--- Quoted passage ---
○ ○ ○ ○
POLIMPACT aim to imagine how
countries will develop over the next 80 years across the dimensions of governance,
armed conflict, and economic development, in the form of qualitative narratives
and quantitative projections. We do not aim to forecast the future, but rather
to provide empirically grounded and rigorously validated potential futures that
can be used to explore consequences of greenhouse gas emissions on climate
change and the consequences of climate change on societal outcomes. Such
explorations should aim to be policy relevant – i.e., relate back to choices we
have today.
It can be difficult to imagine how the world will look like
100 years into the future. Jean-Marc Côté got commissioned in 1899 by a company
to draw cards imagining how the future would look like in year 2000. The cards won
a renewed interest after Isaac Asimov published the book “Futuredays: A
Nineteenth Century Vision of the Year 2000” in 1986 commenting on Jean-Marc’s
predictions. The pictures are highly imaginative (look here for more), conjuring images of new technologies,
new possibilities from technology and outlining how society might deal with
future challenges. Populating the ocean was perhaps seen as a solution to support
a growing population and the Malthusian threat? Yet, the pictures are still
more familiar to a Parisian in 1899 than they are to anyone living in the world
today.
○ ○ ○ ○
--- Stated problem A ---
Rewrite the POLIMPACT passage starting at "POLIMPACT aim to" and ending at "have today.", putting "carbon dioxide emissions" in place of "greenhouse gas emissions".
--- Stated problem B ---
Answer these questions from the POLIMPACT passage:
(i) Over how many years does POLIMPACT aim to imagine how countries will develop?
(ii) In what year was Jean-Marc Côté commissioned to draw the cards?
(iii) Who published "Futuredays: A Nineteenth Century Vision of the Year 2000" in 1986?
The material placed after the POLIMPACT passage has no connection to it.

--- Supplied data ---
○ ○ ○ ○
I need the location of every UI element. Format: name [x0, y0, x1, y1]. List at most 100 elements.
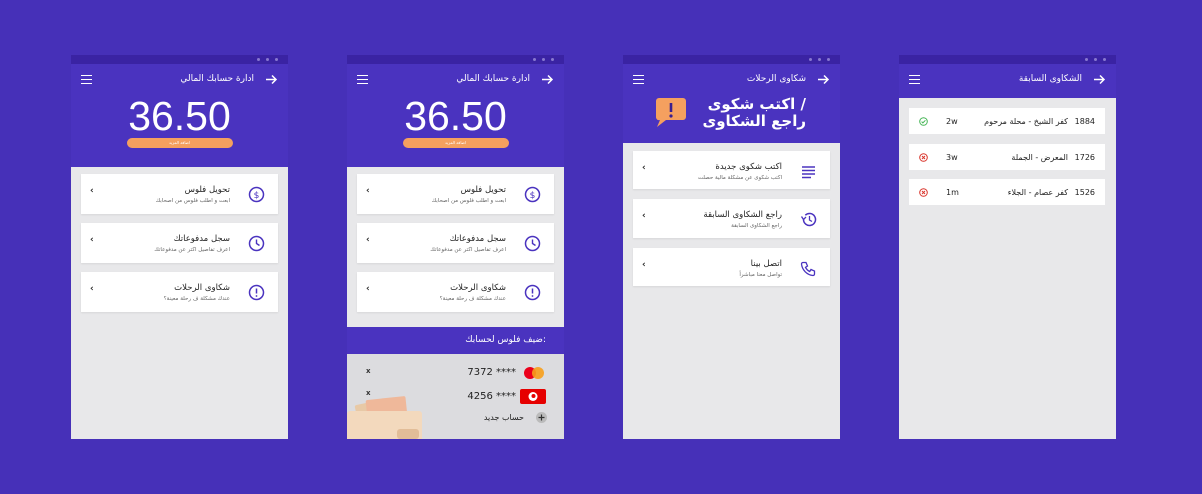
○ ○ ○ ○
--- Complete response A ---
POLIMPACT aim to imagine how
countries will develop over the next 80 years across the dimensions of governance,
armed conflict, and economic development, in the form of qualitative narratives
and quantitative projections. We do not aim to forecast the future, but rather
to provide empirically grounded and rigorously validated potential futures that
can be used to explore consequences of carbon dioxide emissions on climate
change and the consequences of climate change on societal outcomes. Such
explorations should aim to be policy relevant – i.e., relate back to choices we
have today.

--- Complete response B ---
(i) 80 years
(ii) 1899
(iii) Isaac Asimov